*INSTRUCTIONS FOR THE TASK*
Check each line of the material. Copy those containing "father".
— begin SUPPLIED INFORMATION —
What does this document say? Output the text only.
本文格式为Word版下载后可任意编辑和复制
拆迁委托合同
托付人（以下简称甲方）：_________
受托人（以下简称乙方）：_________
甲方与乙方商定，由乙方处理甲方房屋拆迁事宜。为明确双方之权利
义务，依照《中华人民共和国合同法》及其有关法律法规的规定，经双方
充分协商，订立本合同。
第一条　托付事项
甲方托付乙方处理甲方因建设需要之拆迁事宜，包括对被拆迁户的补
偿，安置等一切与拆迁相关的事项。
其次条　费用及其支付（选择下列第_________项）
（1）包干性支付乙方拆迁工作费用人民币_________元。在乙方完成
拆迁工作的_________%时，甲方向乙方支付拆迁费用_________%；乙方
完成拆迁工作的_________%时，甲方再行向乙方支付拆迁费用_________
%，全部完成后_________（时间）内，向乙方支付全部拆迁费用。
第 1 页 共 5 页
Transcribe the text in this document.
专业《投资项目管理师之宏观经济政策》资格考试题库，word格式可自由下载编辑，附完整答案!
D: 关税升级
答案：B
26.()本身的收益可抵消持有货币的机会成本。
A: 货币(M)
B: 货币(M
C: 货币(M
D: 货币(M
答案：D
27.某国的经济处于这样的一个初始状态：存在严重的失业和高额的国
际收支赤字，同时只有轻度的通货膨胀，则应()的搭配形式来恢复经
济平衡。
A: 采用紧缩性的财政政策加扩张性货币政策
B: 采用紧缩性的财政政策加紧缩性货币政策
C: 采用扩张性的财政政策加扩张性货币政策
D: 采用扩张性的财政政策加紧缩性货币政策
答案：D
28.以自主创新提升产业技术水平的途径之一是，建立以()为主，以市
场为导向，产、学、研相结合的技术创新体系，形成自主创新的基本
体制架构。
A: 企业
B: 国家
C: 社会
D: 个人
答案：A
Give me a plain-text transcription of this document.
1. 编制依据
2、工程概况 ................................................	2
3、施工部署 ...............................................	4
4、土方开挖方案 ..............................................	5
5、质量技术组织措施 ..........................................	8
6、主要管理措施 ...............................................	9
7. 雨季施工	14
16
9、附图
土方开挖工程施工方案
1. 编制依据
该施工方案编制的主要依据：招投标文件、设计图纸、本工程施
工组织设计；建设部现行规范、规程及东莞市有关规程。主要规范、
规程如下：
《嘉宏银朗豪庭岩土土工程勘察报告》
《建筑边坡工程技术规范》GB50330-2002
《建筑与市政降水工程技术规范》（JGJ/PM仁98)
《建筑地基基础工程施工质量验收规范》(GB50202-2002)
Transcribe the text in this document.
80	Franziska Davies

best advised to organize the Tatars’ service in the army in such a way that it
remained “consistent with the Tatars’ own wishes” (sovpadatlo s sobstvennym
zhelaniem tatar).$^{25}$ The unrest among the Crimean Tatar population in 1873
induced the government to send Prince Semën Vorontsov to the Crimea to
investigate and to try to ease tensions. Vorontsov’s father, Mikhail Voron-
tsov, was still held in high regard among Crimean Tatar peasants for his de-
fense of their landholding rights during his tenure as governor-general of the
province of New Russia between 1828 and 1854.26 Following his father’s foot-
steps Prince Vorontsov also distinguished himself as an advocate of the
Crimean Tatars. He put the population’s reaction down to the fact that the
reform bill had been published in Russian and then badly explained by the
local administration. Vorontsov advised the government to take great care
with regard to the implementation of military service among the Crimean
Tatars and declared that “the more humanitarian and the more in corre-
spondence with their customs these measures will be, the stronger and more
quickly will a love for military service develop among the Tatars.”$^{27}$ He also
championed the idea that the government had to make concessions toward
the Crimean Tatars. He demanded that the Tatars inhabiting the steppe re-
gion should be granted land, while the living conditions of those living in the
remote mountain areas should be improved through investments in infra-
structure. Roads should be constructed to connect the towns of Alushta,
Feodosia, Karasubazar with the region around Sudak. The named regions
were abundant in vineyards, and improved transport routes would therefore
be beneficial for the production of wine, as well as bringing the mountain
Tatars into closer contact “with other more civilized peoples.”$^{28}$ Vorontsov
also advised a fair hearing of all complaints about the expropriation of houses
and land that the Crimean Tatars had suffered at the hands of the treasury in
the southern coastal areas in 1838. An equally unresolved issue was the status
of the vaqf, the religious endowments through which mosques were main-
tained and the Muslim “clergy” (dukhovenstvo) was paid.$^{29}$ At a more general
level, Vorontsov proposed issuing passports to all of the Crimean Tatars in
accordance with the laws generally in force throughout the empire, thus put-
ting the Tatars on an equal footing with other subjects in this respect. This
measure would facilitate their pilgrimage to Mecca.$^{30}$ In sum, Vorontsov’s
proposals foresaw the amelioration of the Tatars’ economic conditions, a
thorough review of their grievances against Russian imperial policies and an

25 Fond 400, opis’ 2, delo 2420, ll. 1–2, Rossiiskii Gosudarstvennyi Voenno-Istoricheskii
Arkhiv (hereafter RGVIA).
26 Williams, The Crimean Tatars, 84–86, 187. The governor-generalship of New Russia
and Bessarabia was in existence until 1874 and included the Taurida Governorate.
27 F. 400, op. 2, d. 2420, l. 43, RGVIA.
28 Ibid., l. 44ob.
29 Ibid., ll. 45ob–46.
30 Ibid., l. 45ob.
— end SUPPLIED INFORMATION —
*EXERCISE RESPONSE*
investigate and to try to ease tensions. Vorontsov’s father, Mikhail Voron-
province of New Russia between 1828 and 1854.26 Following his father’s foot-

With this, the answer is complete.